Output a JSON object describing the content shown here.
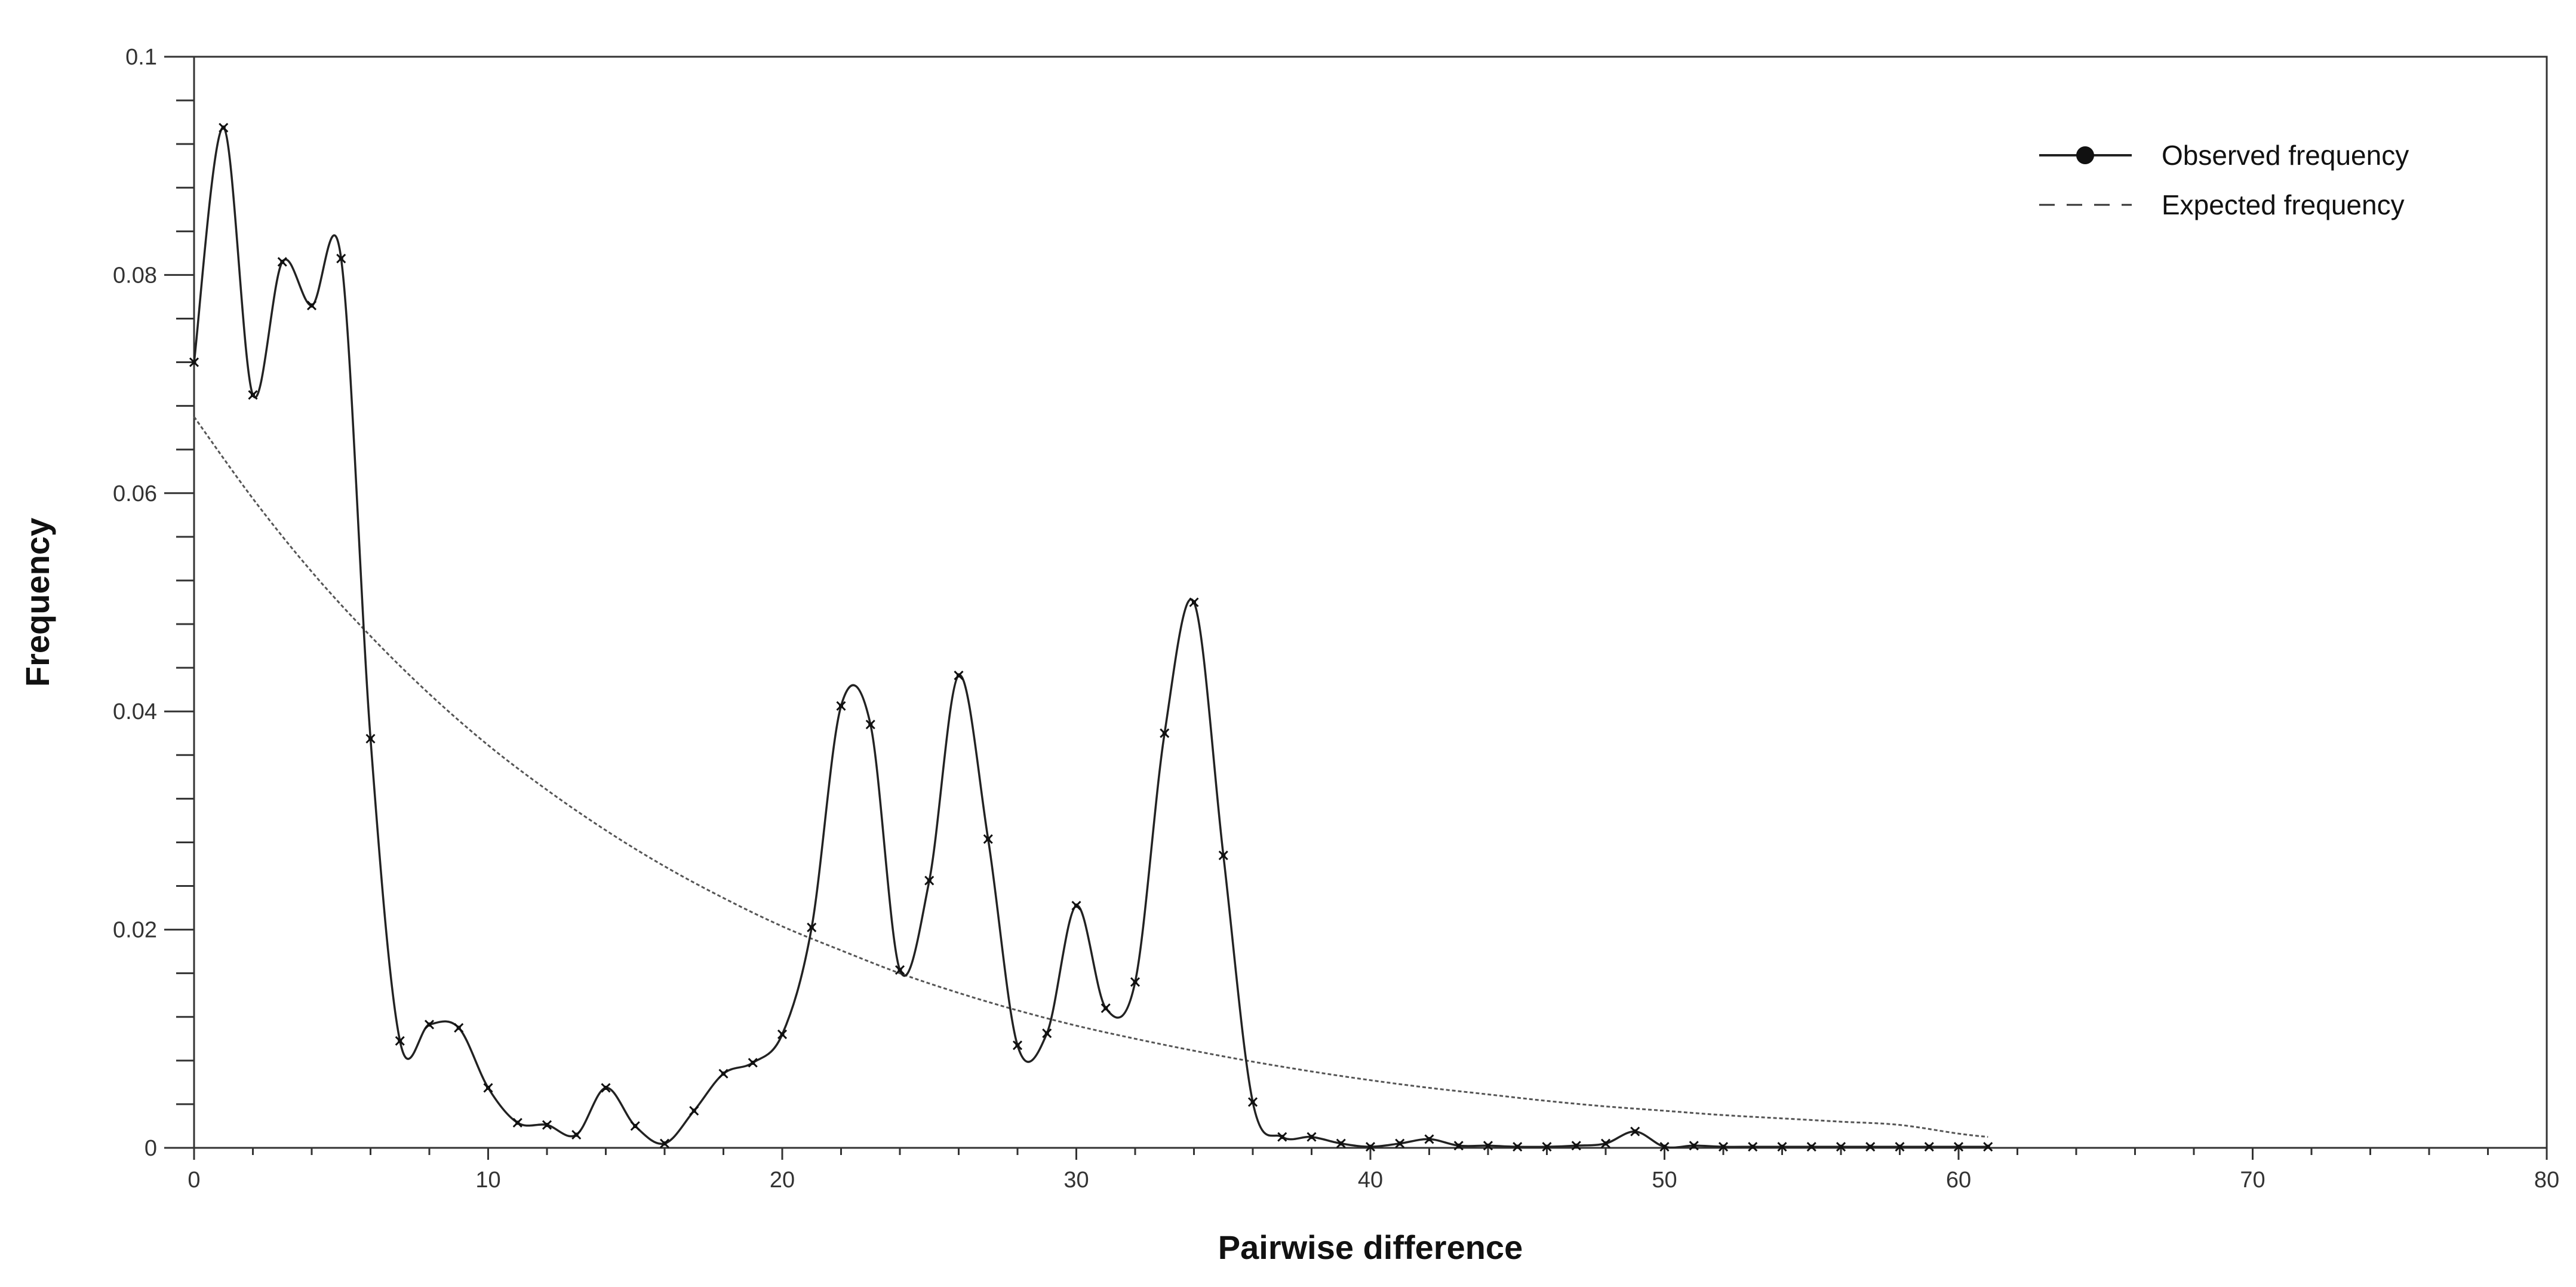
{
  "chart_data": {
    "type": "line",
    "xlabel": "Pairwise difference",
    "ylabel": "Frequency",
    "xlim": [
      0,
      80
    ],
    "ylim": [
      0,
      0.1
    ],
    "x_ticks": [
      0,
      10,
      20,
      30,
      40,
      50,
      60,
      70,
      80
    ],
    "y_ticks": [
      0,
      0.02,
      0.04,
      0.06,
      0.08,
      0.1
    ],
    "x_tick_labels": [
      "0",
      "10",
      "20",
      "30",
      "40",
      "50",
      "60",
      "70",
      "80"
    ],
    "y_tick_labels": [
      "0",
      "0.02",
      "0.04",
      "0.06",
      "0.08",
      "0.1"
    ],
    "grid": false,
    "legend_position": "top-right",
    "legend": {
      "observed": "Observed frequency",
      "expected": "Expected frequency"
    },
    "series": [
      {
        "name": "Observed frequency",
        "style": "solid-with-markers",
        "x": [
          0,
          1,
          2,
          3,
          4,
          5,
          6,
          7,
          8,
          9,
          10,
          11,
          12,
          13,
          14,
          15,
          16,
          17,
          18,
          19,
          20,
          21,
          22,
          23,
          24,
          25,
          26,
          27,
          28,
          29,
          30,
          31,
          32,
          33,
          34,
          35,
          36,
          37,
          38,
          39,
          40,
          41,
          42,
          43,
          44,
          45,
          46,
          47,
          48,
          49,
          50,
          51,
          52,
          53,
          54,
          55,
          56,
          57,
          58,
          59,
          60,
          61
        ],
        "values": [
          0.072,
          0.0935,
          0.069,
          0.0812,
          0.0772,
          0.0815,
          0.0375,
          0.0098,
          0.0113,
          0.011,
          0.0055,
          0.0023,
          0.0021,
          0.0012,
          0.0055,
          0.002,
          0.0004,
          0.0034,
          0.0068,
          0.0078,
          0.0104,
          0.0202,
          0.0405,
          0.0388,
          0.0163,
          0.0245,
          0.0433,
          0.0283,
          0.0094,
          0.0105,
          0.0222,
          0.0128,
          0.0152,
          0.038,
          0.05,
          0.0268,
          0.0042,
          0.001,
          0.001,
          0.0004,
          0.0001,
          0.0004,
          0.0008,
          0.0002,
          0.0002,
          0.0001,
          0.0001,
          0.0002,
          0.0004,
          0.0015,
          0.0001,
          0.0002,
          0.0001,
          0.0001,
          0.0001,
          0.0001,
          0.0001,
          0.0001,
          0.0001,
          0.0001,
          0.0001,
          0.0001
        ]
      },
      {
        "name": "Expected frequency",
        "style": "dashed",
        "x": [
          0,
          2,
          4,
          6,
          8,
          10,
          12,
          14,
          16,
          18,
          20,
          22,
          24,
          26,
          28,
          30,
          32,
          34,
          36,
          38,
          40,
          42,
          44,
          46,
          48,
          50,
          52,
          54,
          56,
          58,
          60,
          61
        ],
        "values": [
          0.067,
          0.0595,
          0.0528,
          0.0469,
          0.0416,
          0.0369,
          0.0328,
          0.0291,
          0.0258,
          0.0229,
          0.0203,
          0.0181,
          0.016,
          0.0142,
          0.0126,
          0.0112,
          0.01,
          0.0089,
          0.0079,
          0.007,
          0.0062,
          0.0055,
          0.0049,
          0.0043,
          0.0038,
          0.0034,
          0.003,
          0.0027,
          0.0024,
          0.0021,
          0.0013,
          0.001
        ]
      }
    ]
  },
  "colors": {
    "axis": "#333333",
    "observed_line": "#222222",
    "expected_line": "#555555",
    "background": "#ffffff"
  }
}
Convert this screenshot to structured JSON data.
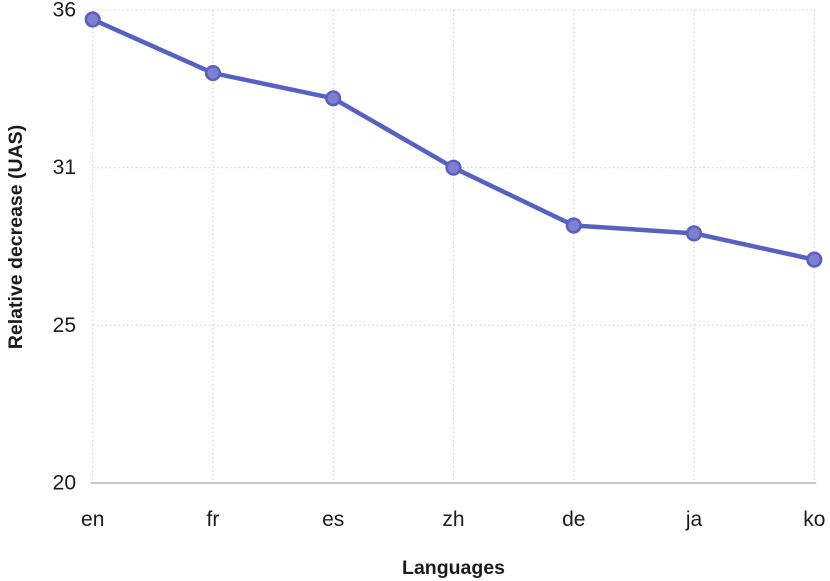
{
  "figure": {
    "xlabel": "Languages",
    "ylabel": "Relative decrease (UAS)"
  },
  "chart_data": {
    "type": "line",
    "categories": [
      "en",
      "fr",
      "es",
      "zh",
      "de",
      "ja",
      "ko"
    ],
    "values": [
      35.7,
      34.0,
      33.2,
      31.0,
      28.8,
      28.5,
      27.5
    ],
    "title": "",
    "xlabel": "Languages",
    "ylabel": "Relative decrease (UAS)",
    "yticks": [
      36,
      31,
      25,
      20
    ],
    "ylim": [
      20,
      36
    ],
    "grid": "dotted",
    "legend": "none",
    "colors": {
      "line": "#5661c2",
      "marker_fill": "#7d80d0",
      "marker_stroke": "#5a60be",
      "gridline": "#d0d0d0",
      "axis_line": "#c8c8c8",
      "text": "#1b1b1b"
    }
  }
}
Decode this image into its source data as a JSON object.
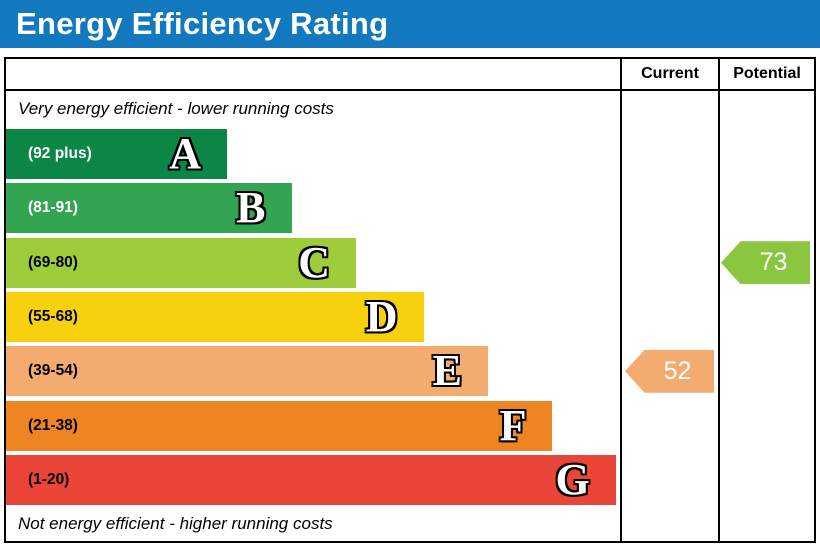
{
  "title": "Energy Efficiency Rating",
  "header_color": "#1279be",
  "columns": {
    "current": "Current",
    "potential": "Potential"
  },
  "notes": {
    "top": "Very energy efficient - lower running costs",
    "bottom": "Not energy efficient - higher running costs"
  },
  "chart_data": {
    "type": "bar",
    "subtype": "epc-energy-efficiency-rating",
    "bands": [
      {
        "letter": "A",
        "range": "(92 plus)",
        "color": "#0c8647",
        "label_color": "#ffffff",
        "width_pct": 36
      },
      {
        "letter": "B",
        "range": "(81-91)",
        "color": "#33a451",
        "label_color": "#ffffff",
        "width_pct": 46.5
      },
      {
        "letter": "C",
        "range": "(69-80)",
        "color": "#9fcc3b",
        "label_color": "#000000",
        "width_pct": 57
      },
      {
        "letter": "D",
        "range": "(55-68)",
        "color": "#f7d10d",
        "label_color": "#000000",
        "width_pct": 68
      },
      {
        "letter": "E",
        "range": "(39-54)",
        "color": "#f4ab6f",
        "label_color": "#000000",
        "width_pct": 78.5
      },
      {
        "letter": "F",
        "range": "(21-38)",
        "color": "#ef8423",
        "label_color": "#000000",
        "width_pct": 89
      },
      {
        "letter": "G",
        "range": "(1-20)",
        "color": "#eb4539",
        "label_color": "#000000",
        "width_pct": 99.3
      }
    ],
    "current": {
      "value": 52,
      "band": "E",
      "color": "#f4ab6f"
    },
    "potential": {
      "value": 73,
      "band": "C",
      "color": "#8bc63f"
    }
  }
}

WHAT YOU ARE ASKED TO DO:
Would you mind returning each entry above word for word, skipping the images?

THE OUTPUT:
Output a JSON object describing the content shown here.
{
  "chart_data": {
    "type": "line",
    "xlabel": "Pairwise difference",
    "ylabel": "Frequency",
    "xlim": [
      0,
      80
    ],
    "ylim": [
      0,
      0.1
    ],
    "x_ticks": [
      0,
      10,
      20,
      30,
      40,
      50,
      60,
      70,
      80
    ],
    "y_ticks": [
      0,
      0.02,
      0.04,
      0.06,
      0.08,
      0.1
    ],
    "x_tick_labels": [
      "0",
      "10",
      "20",
      "30",
      "40",
      "50",
      "60",
      "70",
      "80"
    ],
    "y_tick_labels": [
      "0",
      "0.02",
      "0.04",
      "0.06",
      "0.08",
      "0.1"
    ],
    "grid": false,
    "legend_position": "top-right",
    "legend": {
      "observed": "Observed frequency",
      "expected": "Expected frequency"
    },
    "series": [
      {
        "name": "Observed frequency",
        "style": "solid-with-markers",
        "x": [
          0,
          1,
          2,
          3,
          4,
          5,
          6,
          7,
          8,
          9,
          10,
          11,
          12,
          13,
          14,
          15,
          16,
          17,
          18,
          19,
          20,
          21,
          22,
          23,
          24,
          25,
          26,
          27,
          28,
          29,
          30,
          31,
          32,
          33,
          34,
          35,
          36,
          37,
          38,
          39,
          40,
          41,
          42,
          43,
          44,
          45,
          46,
          47,
          48,
          49,
          50,
          51,
          52,
          53,
          54,
          55,
          56,
          57,
          58,
          59,
          60,
          61
        ],
        "values": [
          0.072,
          0.0935,
          0.069,
          0.0812,
          0.0772,
          0.0815,
          0.0375,
          0.0098,
          0.0113,
          0.011,
          0.0055,
          0.0023,
          0.0021,
          0.0012,
          0.0055,
          0.002,
          0.0004,
          0.0034,
          0.0068,
          0.0078,
          0.0104,
          0.0202,
          0.0405,
          0.0388,
          0.0163,
          0.0245,
          0.0433,
          0.0283,
          0.0094,
          0.0105,
          0.0222,
          0.0128,
          0.0152,
          0.038,
          0.05,
          0.0268,
          0.0042,
          0.001,
          0.001,
          0.0004,
          0.0001,
          0.0004,
          0.0008,
          0.0002,
          0.0002,
          0.0001,
          0.0001,
          0.0002,
          0.0004,
          0.0015,
          0.0001,
          0.0002,
          0.0001,
          0.0001,
          0.0001,
          0.0001,
          0.0001,
          0.0001,
          0.0001,
          0.0001,
          0.0001,
          0.0001
        ]
      },
      {
        "name": "Expected frequency",
        "style": "dashed",
        "x": [
          0,
          2,
          4,
          6,
          8,
          10,
          12,
          14,
          16,
          18,
          20,
          22,
          24,
          26,
          28,
          30,
          32,
          34,
          36,
          38,
          40,
          42,
          44,
          46,
          48,
          50,
          52,
          54,
          56,
          58,
          60,
          61
        ],
        "values": [
          0.067,
          0.0595,
          0.0528,
          0.0469,
          0.0416,
          0.0369,
          0.0328,
          0.0291,
          0.0258,
          0.0229,
          0.0203,
          0.0181,
          0.016,
          0.0142,
          0.0126,
          0.0112,
          0.01,
          0.0089,
          0.0079,
          0.007,
          0.0062,
          0.0055,
          0.0049,
          0.0043,
          0.0038,
          0.0034,
          0.003,
          0.0027,
          0.0024,
          0.0021,
          0.0013,
          0.001
        ]
      }
    ]
  },
  "colors": {
    "axis": "#333333",
    "observed_line": "#222222",
    "expected_line": "#555555",
    "background": "#ffffff"
  }
}
Convert this screenshot to structured JSON data.
{
  "figure": {
    "xlabel": "Languages",
    "ylabel": "Relative decrease (UAS)"
  },
  "chart_data": {
    "type": "line",
    "categories": [
      "en",
      "fr",
      "es",
      "zh",
      "de",
      "ja",
      "ko"
    ],
    "values": [
      35.7,
      34.0,
      33.2,
      31.0,
      28.8,
      28.5,
      27.5
    ],
    "title": "",
    "xlabel": "Languages",
    "ylabel": "Relative decrease (UAS)",
    "yticks": [
      36,
      31,
      25,
      20
    ],
    "ylim": [
      20,
      36
    ],
    "grid": "dotted",
    "legend": "none",
    "colors": {
      "line": "#5661c2",
      "marker_fill": "#7d80d0",
      "marker_stroke": "#5a60be",
      "gridline": "#d0d0d0",
      "axis_line": "#c8c8c8",
      "text": "#1b1b1b"
    }
  }
}
Decode this image into its source data as a JSON object.
{
  "title": "Energy Efficiency Rating",
  "header_color": "#1279be",
  "columns": {
    "current": "Current",
    "potential": "Potential"
  },
  "notes": {
    "top": "Very energy efficient - lower running costs",
    "bottom": "Not energy efficient - higher running costs"
  },
  "chart_data": {
    "type": "bar",
    "subtype": "epc-energy-efficiency-rating",
    "bands": [
      {
        "letter": "A",
        "range": "(92 plus)",
        "color": "#0c8647",
        "label_color": "#ffffff",
        "width_pct": 36
      },
      {
        "letter": "B",
        "range": "(81-91)",
        "color": "#33a451",
        "label_color": "#ffffff",
        "width_pct": 46.5
      },
      {
        "letter": "C",
        "range": "(69-80)",
        "color": "#9fcc3b",
        "label_color": "#000000",
        "width_pct": 57
      },
      {
        "letter": "D",
        "range": "(55-68)",
        "color": "#f7d10d",
        "label_color": "#000000",
        "width_pct": 68
      },
      {
        "letter": "E",
        "range": "(39-54)",
        "color": "#f4ab6f",
        "label_color": "#000000",
        "width_pct": 78.5
      },
      {
        "letter": "F",
        "range": "(21-38)",
        "color": "#ef8423",
        "label_color": "#000000",
        "width_pct": 89
      },
      {
        "letter": "G",
        "range": "(1-20)",
        "color": "#eb4539",
        "label_color": "#000000",
        "width_pct": 99.3
      }
    ],
    "current": {
      "value": 52,
      "band": "E",
      "color": "#f4ab6f"
    },
    "potential": {
      "value": 73,
      "band": "C",
      "color": "#8bc63f"
    }
  }
}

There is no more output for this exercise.